■ **Request**
Return every line of the listing below unchanged, leaving out the pictures.

* Begin Data in this exercise *

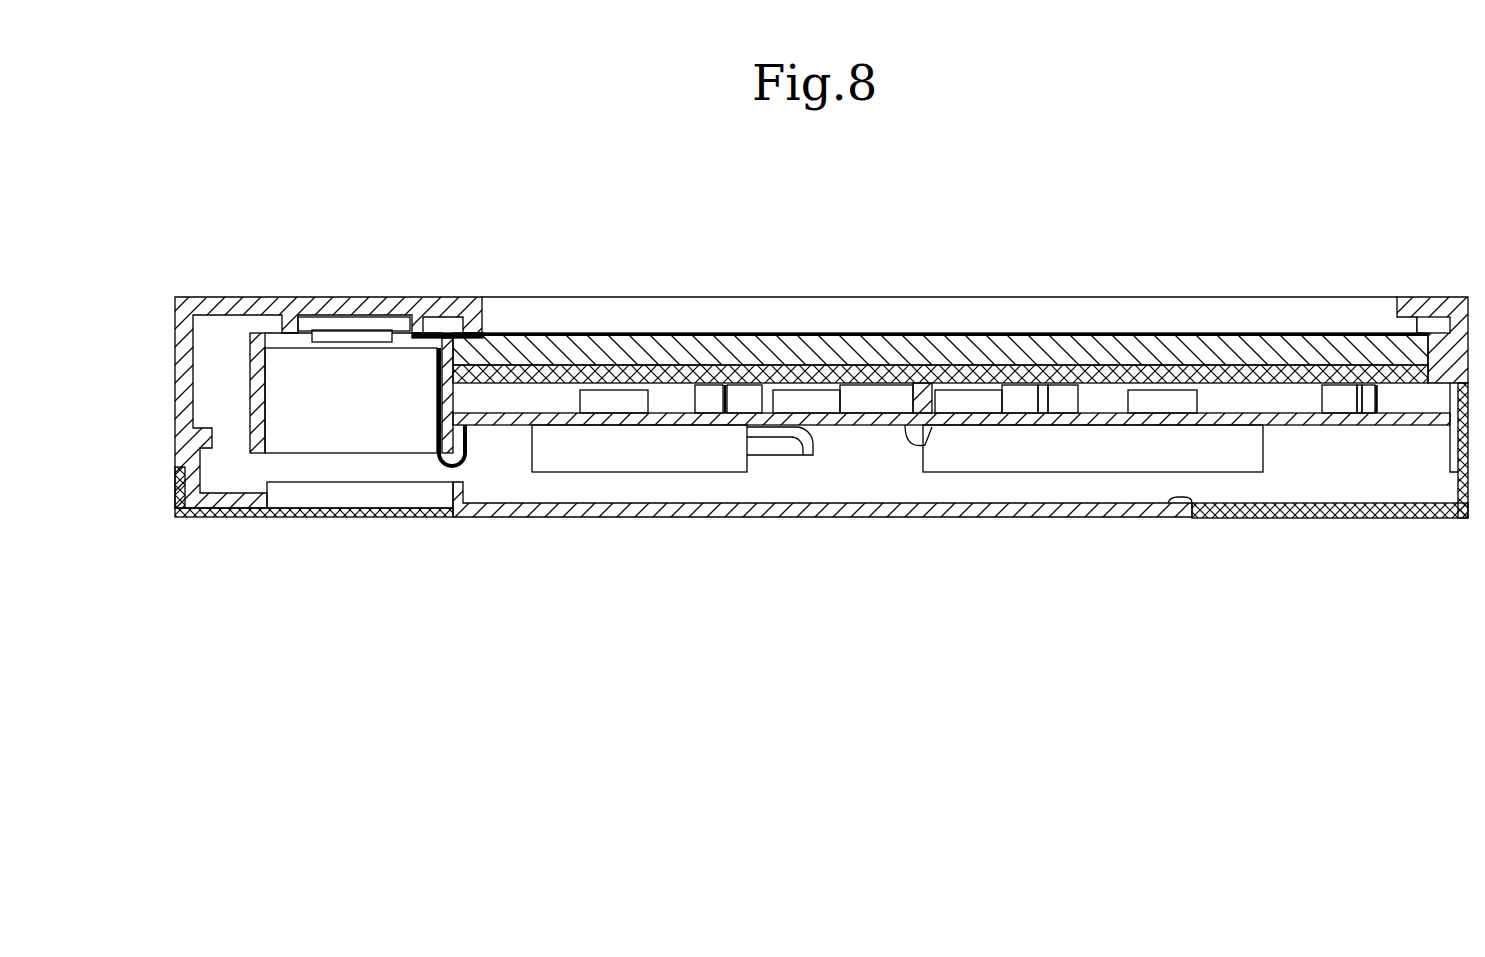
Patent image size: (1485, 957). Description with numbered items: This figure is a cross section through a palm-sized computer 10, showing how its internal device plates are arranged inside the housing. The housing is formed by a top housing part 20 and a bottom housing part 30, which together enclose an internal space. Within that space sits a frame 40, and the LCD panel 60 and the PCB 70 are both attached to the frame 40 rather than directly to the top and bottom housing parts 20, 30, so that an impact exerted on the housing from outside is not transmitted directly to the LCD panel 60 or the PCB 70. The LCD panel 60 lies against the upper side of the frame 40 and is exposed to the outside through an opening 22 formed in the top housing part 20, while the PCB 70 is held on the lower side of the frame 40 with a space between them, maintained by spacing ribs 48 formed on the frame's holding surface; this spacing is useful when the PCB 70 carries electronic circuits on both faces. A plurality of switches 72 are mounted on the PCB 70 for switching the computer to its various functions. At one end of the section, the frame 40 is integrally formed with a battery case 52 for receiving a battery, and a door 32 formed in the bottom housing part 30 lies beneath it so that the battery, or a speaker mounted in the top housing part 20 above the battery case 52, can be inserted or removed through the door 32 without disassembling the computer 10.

The palm-sized computer 10 is at (821, 330).
The top housing part 20 is at (323, 308).
The opening 22 is at (822, 312).
The bottom housing part 30 is at (793, 510).
The door 32 is at (293, 512).
The frame 40 is at (888, 370).
The spacing ribs 48 is at (920, 398).
The battery case 52 is at (405, 362).
The LCD panel 60 is at (1255, 345).
The PCB 70 is at (552, 418).
The switches 72 is at (820, 398).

* End Data in this exercise *

■ **Solution for this problem**
Patent image size: (1485, 957). Description with numbered items: This figure is a cross section through a palm-sized computer 10, showing how its internal device plates are arranged inside the housing. The housing is formed by a top housing part 20 and a bottom housing part 30, which together enclose an internal space. Within that space sits a frame 40, and the LCD panel 60 and the PCB 70 are both attached to the frame 40 rather than directly to the top and bottom housing parts 20, 30, so that an impact exerted on the housing from outside is not transmitted directly to the LCD panel 60 or the PCB 70. The LCD panel 60 lies against the upper side of the frame 40 and is exposed to the outside through an opening 22 formed in the top housing part 20, while the PCB 70 is held on the lower side of the frame 40 with a space between them, maintained by spacing ribs 48 formed on the frame's holding surface; this spacing is useful when the PCB 70 carries electronic circuits on both faces. A plurality of switches 72 are mounted on the PCB 70 for switching the computer to its various functions. At one end of the section, the frame 40 is integrally formed with a battery case 52 for receiving a battery, and a door 32 formed in the bottom housing part 30 lies beneath it so that the battery, or a speaker mounted in the top housing part 20 above the battery case 52, can be inserted or removed through the door 32 without disassembling the computer 10.

The palm-sized computer 10 is at (821, 330).
The top housing part 20 is at (323, 308).
The opening 22 is at (822, 312).
The bottom housing part 30 is at (793, 510).
The door 32 is at (293, 512).
The frame 40 is at (888, 370).
The spacing ribs 48 is at (920, 398).
The battery case 52 is at (405, 362).
The LCD panel 60 is at (1255, 345).
The PCB 70 is at (552, 418).
The switches 72 is at (820, 398).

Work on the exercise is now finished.